**Work to be completed:** From the entries that follow, list every line in which the string "prevalence" appears.

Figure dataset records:
--------------------

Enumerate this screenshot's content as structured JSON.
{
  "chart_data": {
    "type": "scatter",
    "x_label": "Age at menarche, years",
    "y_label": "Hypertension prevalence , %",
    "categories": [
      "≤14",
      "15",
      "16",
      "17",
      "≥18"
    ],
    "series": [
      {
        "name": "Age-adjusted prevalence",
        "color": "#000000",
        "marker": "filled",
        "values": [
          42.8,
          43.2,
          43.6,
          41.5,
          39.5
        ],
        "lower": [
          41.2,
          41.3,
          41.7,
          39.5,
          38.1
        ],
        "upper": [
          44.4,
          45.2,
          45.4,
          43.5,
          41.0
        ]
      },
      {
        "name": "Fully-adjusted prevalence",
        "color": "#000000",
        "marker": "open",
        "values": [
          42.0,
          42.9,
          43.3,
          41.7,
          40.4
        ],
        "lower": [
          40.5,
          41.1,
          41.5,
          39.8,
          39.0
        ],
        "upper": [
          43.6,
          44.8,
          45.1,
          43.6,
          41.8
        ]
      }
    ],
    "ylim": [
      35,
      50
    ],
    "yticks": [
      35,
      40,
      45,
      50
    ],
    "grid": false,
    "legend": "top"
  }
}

--------------------

**Response:**
    "y_label": "Hypertension prevalence , %",
        "name": "Age-adjusted prevalence",
        "name": "Fully-adjusted prevalence",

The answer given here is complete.